■ **Challenge A**
List every person named in the Pins and Needles article below.
■ **Challenge B**
According to the Pins and Needles article below, in which theater did the revue premiere, and on what date?

■ **Excerpt to read**
......

Sunday, November 27, 2016

Pins and Needles—All Singing, All Dancing, All Union Broadway Hit

The cast of Pins and Needles were not only workers recruited from the shop floors, but, almost unheard of on  Broadway. truly ethnically and racially integrated.  Edna Gerber in light coat, center sings.


Here’s a pop quiz.  What is the only musical revue ever to become a long running Broadway hit that was sponsored by a labor union and was performed exclusively by workers straight from the shop floor?  Give up?  The answer is Pins and Needles which premiered in New York City at The Princess Theater on November 27, 1937.
The title and idea for the show came from Max Danish, long-time editor of the International Ladies Garment Workers Union (ILGWU) newspaper Justice.  The idea was to present at topical revue of original sketches and songs looking at Depression era America and the rise of Fascism in Europe from a labor perspective.  There was a brief two week run with professional actors in a small theater off Broadway directed by Samuel Roland.  With most of the ILGWU members out on a strike, union President David Dubinsky decided to mount the show as an entertainment for the strikers and featuring members of the union.  Roland offered his services, but Dubinsky asked him to withdraw because he was a well known “Red” and the union was being viciously attacked for its radical connections.

......

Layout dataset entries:

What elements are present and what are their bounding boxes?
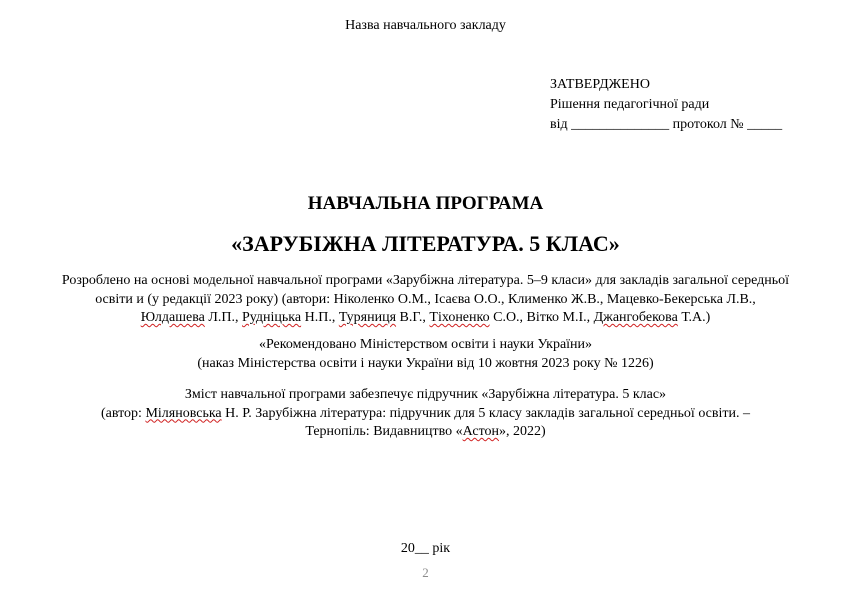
recommended-line-1: «Рекомендовано Міністерством освіти і науки України» bbox=[258, 337, 593, 352]
page-number: 2 bbox=[422, 565, 429, 580]
approval-protocol-line: від ______________ протокол № _____ bbox=[550, 117, 783, 132]
recommended-paragraph bbox=[0, 336, 851, 373]
content-info-text: Тернопіль: Видавництво « bbox=[305, 424, 463, 439]
author-initials: С.О., Вітко М.І., bbox=[489, 310, 594, 325]
content-info-paragraph bbox=[0, 386, 851, 442]
author-surname: Джангобекова bbox=[593, 310, 678, 325]
institution-name: Назва навчального закладу bbox=[345, 18, 506, 33]
developed-basis-line-3 bbox=[0, 309, 851, 328]
content-info-line-1: Зміст навчальної програми забезпечує підручник «Зарубіжна література. 5 клас» bbox=[184, 387, 667, 402]
content-info-text: (автор: bbox=[100, 405, 146, 421]
author-surname: Туряниця bbox=[338, 310, 397, 325]
recommended-line-2: (наказ Міністерства освіти і науки України від 10 жовтня 2023 року № 1226) bbox=[197, 355, 654, 371]
content-info-line-2 bbox=[0, 405, 851, 424]
approval-block bbox=[550, 75, 782, 135]
author-surname: Тіхоненко bbox=[429, 310, 490, 325]
textbook-author: Міляновська bbox=[145, 405, 222, 421]
developed-basis-line-2 bbox=[0, 291, 851, 310]
content-info-line-3 bbox=[0, 423, 851, 442]
author-initials: Н.П., bbox=[301, 310, 339, 325]
content-info-text: », 2022) bbox=[499, 424, 546, 439]
author-initials: Т.А.) bbox=[677, 310, 711, 325]
year-line: 20__ рік bbox=[400, 541, 451, 556]
developed-basis-paragraph bbox=[0, 272, 851, 328]
program-title: НАВЧАЛЬНА ПРОГРАМА bbox=[307, 193, 544, 214]
approval-heading: ЗАТВЕРДЖЕНО bbox=[550, 77, 650, 92]
subject-title: «ЗАРУБІЖНА ЛІТЕРАТУРА. 5 КЛАС» bbox=[231, 231, 620, 256]
author-surname: Рудніцька bbox=[242, 310, 302, 325]
content-info-text: Н. Р. Зарубіжна література: підручник для 5 класу закладів загальної середньої освіти. – bbox=[221, 405, 750, 421]
developed-basis-line-2-text: освіти и (у редакції 2023 року) (автори: Ніколенко О.М., Ісаєва О.О., Клименко Ж.В., Мацевко-Бекерська Л.В., bbox=[95, 291, 756, 307]
publisher-name: Астон bbox=[462, 424, 499, 439]
approval-council: Рішення педагогічної ради bbox=[550, 97, 710, 112]
author-surname: Юлдашева bbox=[140, 310, 205, 325]
developed-basis-line-1: Розроблено на основі модельної навчальної програми «Зарубіжна література. 5–9 класи» для закладів загальної середньої bbox=[61, 273, 790, 288]
author-initials: В.Г., bbox=[396, 310, 430, 325]
author-initials: Л.П., bbox=[204, 310, 242, 325]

......

■ **Full output A**
Edna Gerber, Max Danish, Samuel Roland, David Dubinsky

■ **Full output B**
The Princess Theater, on November 27, 1937.